ACTIONS TO TAKE »
a) Copy the passage of the Imunify360 vulnerability excerpt starting with "The flaw enables" and going on through "holds elevated permissions.".
b) Which PHP functions does the Imunify360 vulnerability excerpt name as ones the scanner may invoke?
c) According to the Imunify360 vulnerability excerpt, what flag does the Python-based scanner wrapper always enable?

PAGE EXCERPT »
The flaw enables malicious actors to embed crafted, obfuscated PHP code that matches Imunify360’s internal deobfuscation signatures. 

Once processed, the scanner may invoke PHP functions — including system(), exec(), shell_exec(), passthru(), and eval() — leading to full compromise of the target environment. 

This exposure can escalate from the compromise of a single website to total server takeover, especially in shared hosting environments where the scanner holds elevated permissions.

Root Cause: Unsafe Deobfuscation Logic

Two primary code paths were identified as contributing to this vulnerability: the eval-hex function pattern and the Delta/Ord deobfuscation flow. 

Both mechanisms rely on Helpers::executeWrapper, which invokes PHP functions recovered during deobfuscation without validating whether those functions are safe to execute. 

This lack of function-level filtering allows attacker-controlled function names to flow into system-level execution.

Although the Imunify360 PHP CLI tool appears to disable deep deobfuscation by default, the Python-based scanner wrapper — responsible for background, rapid, on-demand, and user-initiated scans — always enables the –deobfuscate flag. 

This design choice ensures the vulnerable code path is active in all operational scan modes, increasing exploitability.

Entries taken from a collection »
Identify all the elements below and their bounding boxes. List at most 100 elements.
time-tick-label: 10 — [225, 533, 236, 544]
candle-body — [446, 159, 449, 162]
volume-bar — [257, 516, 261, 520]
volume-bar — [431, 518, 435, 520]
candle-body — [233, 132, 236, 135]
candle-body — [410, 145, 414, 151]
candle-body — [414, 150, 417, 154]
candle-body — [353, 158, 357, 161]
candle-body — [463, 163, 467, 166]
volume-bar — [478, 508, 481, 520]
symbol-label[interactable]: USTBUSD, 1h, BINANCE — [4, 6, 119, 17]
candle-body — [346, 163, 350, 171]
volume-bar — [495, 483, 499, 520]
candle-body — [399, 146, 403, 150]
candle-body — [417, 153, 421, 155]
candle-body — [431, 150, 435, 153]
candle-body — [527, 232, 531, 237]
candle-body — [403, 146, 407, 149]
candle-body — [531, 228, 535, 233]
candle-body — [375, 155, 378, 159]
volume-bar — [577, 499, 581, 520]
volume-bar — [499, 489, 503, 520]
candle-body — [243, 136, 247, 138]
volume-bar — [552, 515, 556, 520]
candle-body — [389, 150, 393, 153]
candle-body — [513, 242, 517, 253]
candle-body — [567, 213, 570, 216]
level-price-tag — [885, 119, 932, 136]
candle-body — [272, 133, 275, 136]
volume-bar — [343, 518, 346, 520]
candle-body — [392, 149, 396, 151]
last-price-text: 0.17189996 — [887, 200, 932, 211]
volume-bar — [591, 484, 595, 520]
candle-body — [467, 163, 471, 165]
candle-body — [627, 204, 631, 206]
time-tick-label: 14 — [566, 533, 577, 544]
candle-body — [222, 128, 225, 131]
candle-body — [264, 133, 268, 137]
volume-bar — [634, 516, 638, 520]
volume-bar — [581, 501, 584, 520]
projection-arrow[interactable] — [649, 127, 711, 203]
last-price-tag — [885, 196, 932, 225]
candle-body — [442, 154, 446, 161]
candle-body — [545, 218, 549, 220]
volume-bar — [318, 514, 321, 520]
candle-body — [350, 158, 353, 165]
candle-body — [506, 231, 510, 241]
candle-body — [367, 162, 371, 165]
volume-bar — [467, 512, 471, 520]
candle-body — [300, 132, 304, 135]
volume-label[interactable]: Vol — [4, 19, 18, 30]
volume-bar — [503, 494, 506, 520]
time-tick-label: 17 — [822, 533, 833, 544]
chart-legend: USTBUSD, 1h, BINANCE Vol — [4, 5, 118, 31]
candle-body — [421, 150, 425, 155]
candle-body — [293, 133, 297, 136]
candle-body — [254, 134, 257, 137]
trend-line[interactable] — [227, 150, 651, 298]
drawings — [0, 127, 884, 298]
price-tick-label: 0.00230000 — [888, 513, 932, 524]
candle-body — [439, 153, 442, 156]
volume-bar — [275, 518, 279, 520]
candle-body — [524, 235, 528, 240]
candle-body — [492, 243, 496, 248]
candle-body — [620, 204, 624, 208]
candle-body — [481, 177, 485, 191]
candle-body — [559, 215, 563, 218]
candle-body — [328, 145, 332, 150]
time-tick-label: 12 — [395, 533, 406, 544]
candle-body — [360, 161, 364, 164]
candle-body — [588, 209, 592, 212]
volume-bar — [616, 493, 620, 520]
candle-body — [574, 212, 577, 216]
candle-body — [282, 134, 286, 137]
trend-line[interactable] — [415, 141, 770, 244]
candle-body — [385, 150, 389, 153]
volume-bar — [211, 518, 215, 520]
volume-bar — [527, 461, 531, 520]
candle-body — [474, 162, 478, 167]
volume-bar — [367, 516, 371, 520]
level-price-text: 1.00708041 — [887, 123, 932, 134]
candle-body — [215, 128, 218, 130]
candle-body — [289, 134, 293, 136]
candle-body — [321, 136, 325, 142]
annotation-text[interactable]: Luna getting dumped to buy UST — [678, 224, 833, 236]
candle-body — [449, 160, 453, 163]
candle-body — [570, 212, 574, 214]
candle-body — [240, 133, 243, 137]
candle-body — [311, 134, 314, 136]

ANSWERS FOR THIS EXERCISE »
a)
The flaw enables malicious actors to embed crafted, obfuscated PHP code that matches Imunify360’s internal deobfuscation signatures. 

Once processed, the scanner may invoke PHP functions — including system(), exec(), shell_exec(), passthru(), and eval() — leading to full compromise of the target environment. 

This exposure can escalate from the compromise of a single website to total server takeover, especially in shared hosting environments where the scanner holds elevated permissions.

b) system(), exec(), shell_exec(), passthru(), eval()

c) The –deobfuscate flag.